Stored data:
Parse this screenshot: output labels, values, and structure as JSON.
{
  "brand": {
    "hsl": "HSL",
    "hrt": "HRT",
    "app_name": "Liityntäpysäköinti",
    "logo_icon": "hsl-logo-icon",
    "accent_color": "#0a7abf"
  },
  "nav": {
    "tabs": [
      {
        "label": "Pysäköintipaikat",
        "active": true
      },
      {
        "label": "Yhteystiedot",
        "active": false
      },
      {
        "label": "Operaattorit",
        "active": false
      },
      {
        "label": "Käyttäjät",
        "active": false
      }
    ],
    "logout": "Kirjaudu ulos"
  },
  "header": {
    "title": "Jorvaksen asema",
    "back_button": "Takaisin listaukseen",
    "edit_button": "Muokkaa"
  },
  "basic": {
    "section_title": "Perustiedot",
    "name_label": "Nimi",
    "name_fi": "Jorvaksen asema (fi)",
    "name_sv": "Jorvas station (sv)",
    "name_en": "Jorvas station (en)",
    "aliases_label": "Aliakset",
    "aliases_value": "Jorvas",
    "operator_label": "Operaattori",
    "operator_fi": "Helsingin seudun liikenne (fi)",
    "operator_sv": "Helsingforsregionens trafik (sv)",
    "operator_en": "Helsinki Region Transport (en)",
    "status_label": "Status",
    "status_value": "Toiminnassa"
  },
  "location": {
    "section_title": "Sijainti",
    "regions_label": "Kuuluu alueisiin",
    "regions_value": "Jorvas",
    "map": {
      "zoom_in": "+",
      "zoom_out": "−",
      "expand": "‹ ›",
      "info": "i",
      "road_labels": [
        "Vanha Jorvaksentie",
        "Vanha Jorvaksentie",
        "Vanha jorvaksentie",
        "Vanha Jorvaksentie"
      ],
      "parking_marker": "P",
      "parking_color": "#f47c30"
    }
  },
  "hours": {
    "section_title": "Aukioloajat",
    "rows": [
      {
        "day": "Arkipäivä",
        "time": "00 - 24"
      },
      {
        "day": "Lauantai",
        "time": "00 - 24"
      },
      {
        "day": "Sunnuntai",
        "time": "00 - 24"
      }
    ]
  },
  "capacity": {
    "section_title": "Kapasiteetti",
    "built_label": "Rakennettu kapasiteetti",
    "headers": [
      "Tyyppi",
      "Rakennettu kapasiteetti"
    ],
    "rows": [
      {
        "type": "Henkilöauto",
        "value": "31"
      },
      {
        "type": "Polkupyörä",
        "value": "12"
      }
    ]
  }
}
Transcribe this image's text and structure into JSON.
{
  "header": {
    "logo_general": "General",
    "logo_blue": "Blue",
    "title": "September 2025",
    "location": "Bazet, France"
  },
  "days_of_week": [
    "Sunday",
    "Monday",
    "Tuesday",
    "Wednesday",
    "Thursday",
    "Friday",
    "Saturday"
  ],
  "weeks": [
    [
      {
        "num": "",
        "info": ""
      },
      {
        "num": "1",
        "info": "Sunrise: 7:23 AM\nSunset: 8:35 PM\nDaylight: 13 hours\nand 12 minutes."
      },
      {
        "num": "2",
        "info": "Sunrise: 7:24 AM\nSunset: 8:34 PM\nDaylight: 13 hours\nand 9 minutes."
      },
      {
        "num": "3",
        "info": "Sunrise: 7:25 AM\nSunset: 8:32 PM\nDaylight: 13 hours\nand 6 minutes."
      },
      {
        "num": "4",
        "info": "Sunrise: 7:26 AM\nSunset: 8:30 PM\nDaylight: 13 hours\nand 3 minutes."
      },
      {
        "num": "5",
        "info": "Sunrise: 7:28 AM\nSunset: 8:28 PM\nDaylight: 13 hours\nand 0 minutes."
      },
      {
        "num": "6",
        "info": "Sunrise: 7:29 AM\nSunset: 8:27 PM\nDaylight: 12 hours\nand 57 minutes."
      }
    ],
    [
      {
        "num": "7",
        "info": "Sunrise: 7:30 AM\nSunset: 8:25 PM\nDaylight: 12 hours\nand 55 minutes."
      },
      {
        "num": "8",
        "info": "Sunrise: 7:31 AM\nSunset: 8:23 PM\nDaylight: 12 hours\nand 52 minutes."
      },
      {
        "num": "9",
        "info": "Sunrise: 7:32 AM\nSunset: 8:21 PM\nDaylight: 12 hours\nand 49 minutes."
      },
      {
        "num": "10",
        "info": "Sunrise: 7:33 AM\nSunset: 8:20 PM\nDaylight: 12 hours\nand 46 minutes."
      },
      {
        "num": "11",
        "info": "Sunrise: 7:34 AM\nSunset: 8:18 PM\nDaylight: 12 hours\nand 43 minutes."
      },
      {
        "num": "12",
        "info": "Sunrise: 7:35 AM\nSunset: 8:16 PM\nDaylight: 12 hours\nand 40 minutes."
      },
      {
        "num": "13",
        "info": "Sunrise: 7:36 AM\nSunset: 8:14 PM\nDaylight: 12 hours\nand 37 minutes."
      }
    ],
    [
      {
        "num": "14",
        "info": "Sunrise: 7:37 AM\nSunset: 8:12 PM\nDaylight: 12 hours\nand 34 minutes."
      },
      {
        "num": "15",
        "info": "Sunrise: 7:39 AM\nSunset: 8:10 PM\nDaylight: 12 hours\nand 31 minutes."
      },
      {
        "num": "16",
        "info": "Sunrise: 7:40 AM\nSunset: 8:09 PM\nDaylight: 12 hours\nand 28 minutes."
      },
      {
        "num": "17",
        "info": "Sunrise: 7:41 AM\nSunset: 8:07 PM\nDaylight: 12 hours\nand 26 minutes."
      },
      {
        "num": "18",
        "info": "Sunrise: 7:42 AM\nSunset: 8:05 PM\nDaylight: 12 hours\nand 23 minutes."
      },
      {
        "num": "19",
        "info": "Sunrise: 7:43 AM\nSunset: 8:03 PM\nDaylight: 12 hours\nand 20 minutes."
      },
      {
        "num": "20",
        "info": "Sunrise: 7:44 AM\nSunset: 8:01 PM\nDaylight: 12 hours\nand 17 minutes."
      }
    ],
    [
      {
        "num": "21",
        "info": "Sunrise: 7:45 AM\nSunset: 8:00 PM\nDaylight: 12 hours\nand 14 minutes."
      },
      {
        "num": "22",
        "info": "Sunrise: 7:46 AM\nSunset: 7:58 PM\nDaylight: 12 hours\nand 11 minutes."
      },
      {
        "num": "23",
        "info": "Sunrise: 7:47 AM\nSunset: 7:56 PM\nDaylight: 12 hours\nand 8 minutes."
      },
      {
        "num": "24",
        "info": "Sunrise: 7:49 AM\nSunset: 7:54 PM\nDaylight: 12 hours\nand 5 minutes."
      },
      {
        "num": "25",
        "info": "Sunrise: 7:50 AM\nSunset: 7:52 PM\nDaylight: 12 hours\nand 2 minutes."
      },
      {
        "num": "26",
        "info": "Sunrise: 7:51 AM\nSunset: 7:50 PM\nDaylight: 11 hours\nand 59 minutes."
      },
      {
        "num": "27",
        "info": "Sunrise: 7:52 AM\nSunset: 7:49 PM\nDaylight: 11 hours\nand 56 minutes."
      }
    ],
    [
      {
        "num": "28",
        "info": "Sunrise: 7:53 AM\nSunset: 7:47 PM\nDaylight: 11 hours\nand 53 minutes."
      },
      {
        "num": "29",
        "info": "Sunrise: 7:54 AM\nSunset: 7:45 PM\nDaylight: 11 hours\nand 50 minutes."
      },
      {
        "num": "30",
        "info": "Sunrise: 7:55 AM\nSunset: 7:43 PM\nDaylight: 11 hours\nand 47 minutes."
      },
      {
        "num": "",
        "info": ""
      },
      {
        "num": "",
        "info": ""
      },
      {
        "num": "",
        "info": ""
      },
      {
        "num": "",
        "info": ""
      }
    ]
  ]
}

STATED PROBLEM
Please output the complete data exactly.

PROBLEM SOLUTION
Parse this screenshot: output labels, values, and structure as JSON.
{
  "brand": {
    "hsl": "HSL",
    "hrt": "HRT",
    "app_name": "Liityntäpysäköinti",
    "logo_icon": "hsl-logo-icon",
    "accent_color": "#0a7abf"
  },
  "nav": {
    "tabs": [
      {
        "label": "Pysäköintipaikat",
        "active": true
      },
      {
        "label": "Yhteystiedot",
        "active": false
      },
      {
        "label": "Operaattorit",
        "active": false
      },
      {
        "label": "Käyttäjät",
        "active": false
      }
    ],
    "logout": "Kirjaudu ulos"
  },
  "header": {
    "title": "Jorvaksen asema",
    "back_button": "Takaisin listaukseen",
    "edit_button": "Muokkaa"
  },
  "basic": {
    "section_title": "Perustiedot",
    "name_label": "Nimi",
    "name_fi": "Jorvaksen asema (fi)",
    "name_sv": "Jorvas station (sv)",
    "name_en": "Jorvas station (en)",
    "aliases_label": "Aliakset",
    "aliases_value": "Jorvas",
    "operator_label": "Operaattori",
    "operator_fi": "Helsingin seudun liikenne (fi)",
    "operator_sv": "Helsingforsregionens trafik (sv)",
    "operator_en": "Helsinki Region Transport (en)",
    "status_label": "Status",
    "status_value": "Toiminnassa"
  },
  "location": {
    "section_title": "Sijainti",
    "regions_label": "Kuuluu alueisiin",
    "regions_value": "Jorvas",
    "map": {
      "zoom_in": "+",
      "zoom_out": "−",
      "expand": "‹ ›",
      "info": "i",
      "road_labels": [
        "Vanha Jorvaksentie",
        "Vanha Jorvaksentie",
        "Vanha jorvaksentie",
        "Vanha Jorvaksentie"
      ],
      "parking_marker": "P",
      "parking_color": "#f47c30"
    }
  },
  "hours": {
    "section_title": "Aukioloajat",
    "rows": [
      {
        "day": "Arkipäivä",
        "time": "00 - 24"
      },
      {
        "day": "Lauantai",
        "time": "00 - 24"
      },
      {
        "day": "Sunnuntai",
        "time": "00 - 24"
      }
    ]
  },
  "capacity": {
    "section_title": "Kapasiteetti",
    "built_label": "Rakennettu kapasiteetti",
    "headers": [
      "Tyyppi",
      "Rakennettu kapasiteetti"
    ],
    "rows": [
      {
        "type": "Henkilöauto",
        "value": "31"
      },
      {
        "type": "Polkupyörä",
        "value": "12"
      }
    ]
  }
}
Transcribe this image's text and structure into JSON.
{
  "header": {
    "logo_general": "General",
    "logo_blue": "Blue",
    "title": "September 2025",
    "location": "Bazet, France"
  },
  "days_of_week": [
    "Sunday",
    "Monday",
    "Tuesday",
    "Wednesday",
    "Thursday",
    "Friday",
    "Saturday"
  ],
  "weeks": [
    [
      {
        "num": "",
        "info": ""
      },
      {
        "num": "1",
        "info": "Sunrise: 7:23 AM\nSunset: 8:35 PM\nDaylight: 13 hours\nand 12 minutes."
      },
      {
        "num": "2",
        "info": "Sunrise: 7:24 AM\nSunset: 8:34 PM\nDaylight: 13 hours\nand 9 minutes."
      },
      {
        "num": "3",
        "info": "Sunrise: 7:25 AM\nSunset: 8:32 PM\nDaylight: 13 hours\nand 6 minutes."
      },
      {
        "num": "4",
        "info": "Sunrise: 7:26 AM\nSunset: 8:30 PM\nDaylight: 13 hours\nand 3 minutes."
      },
      {
        "num": "5",
        "info": "Sunrise: 7:28 AM\nSunset: 8:28 PM\nDaylight: 13 hours\nand 0 minutes."
      },
      {
        "num": "6",
        "info": "Sunrise: 7:29 AM\nSunset: 8:27 PM\nDaylight: 12 hours\nand 57 minutes."
      }
    ],
    [
      {
        "num": "7",
        "info": "Sunrise: 7:30 AM\nSunset: 8:25 PM\nDaylight: 12 hours\nand 55 minutes."
      },
      {
        "num": "8",
        "info": "Sunrise: 7:31 AM\nSunset: 8:23 PM\nDaylight: 12 hours\nand 52 minutes."
      },
      {
        "num": "9",
        "info": "Sunrise: 7:32 AM\nSunset: 8:21 PM\nDaylight: 12 hours\nand 49 minutes."
      },
      {
        "num": "10",
        "info": "Sunrise: 7:33 AM\nSunset: 8:20 PM\nDaylight: 12 hours\nand 46 minutes."
      },
      {
        "num": "11",
        "info": "Sunrise: 7:34 AM\nSunset: 8:18 PM\nDaylight: 12 hours\nand 43 minutes."
      },
      {
        "num": "12",
        "info": "Sunrise: 7:35 AM\nSunset: 8:16 PM\nDaylight: 12 hours\nand 40 minutes."
      },
      {
        "num": "13",
        "info": "Sunrise: 7:36 AM\nSunset: 8:14 PM\nDaylight: 12 hours\nand 37 minutes."
      }
    ],
    [
      {
        "num": "14",
        "info": "Sunrise: 7:37 AM\nSunset: 8:12 PM\nDaylight: 12 hours\nand 34 minutes."
      },
      {
        "num": "15",
        "info": "Sunrise: 7:39 AM\nSunset: 8:10 PM\nDaylight: 12 hours\nand 31 minutes."
      },
      {
        "num": "16",
        "info": "Sunrise: 7:40 AM\nSunset: 8:09 PM\nDaylight: 12 hours\nand 28 minutes."
      },
      {
        "num": "17",
        "info": "Sunrise: 7:41 AM\nSunset: 8:07 PM\nDaylight: 12 hours\nand 26 minutes."
      },
      {
        "num": "18",
        "info": "Sunrise: 7:42 AM\nSunset: 8:05 PM\nDaylight: 12 hours\nand 23 minutes."
      },
      {
        "num": "19",
        "info": "Sunrise: 7:43 AM\nSunset: 8:03 PM\nDaylight: 12 hours\nand 20 minutes."
      },
      {
        "num": "20",
        "info": "Sunrise: 7:44 AM\nSunset: 8:01 PM\nDaylight: 12 hours\nand 17 minutes."
      }
    ],
    [
      {
        "num": "21",
        "info": "Sunrise: 7:45 AM\nSunset: 8:00 PM\nDaylight: 12 hours\nand 14 minutes."
      },
      {
        "num": "22",
        "info": "Sunrise: 7:46 AM\nSunset: 7:58 PM\nDaylight: 12 hours\nand 11 minutes."
      },
      {
        "num": "23",
        "info": "Sunrise: 7:47 AM\nSunset: 7:56 PM\nDaylight: 12 hours\nand 8 minutes."
      },
      {
        "num": "24",
        "info": "Sunrise: 7:49 AM\nSunset: 7:54 PM\nDaylight: 12 hours\nand 5 minutes."
      },
      {
        "num": "25",
        "info": "Sunrise: 7:50 AM\nSunset: 7:52 PM\nDaylight: 12 hours\nand 2 minutes."
      },
      {
        "num": "26",
        "info": "Sunrise: 7:51 AM\nSunset: 7:50 PM\nDaylight: 11 hours\nand 59 minutes."
      },
      {
        "num": "27",
        "info": "Sunrise: 7:52 AM\nSunset: 7:49 PM\nDaylight: 11 hours\nand 56 minutes."
      }
    ],
    [
      {
        "num": "28",
        "info": "Sunrise: 7:53 AM\nSunset: 7:47 PM\nDaylight: 11 hours\nand 53 minutes."
      },
      {
        "num": "29",
        "info": "Sunrise: 7:54 AM\nSunset: 7:45 PM\nDaylight: 11 hours\nand 50 minutes."
      },
      {
        "num": "30",
        "info": "Sunrise: 7:55 AM\nSunset: 7:43 PM\nDaylight: 11 hours\nand 47 minutes."
      },
      {
        "num": "",
        "info": ""
      },
      {
        "num": "",
        "info": ""
      },
      {
        "num": "",
        "info": ""
      },
      {
        "num": "",
        "info": ""
      }
    ]
  ]
}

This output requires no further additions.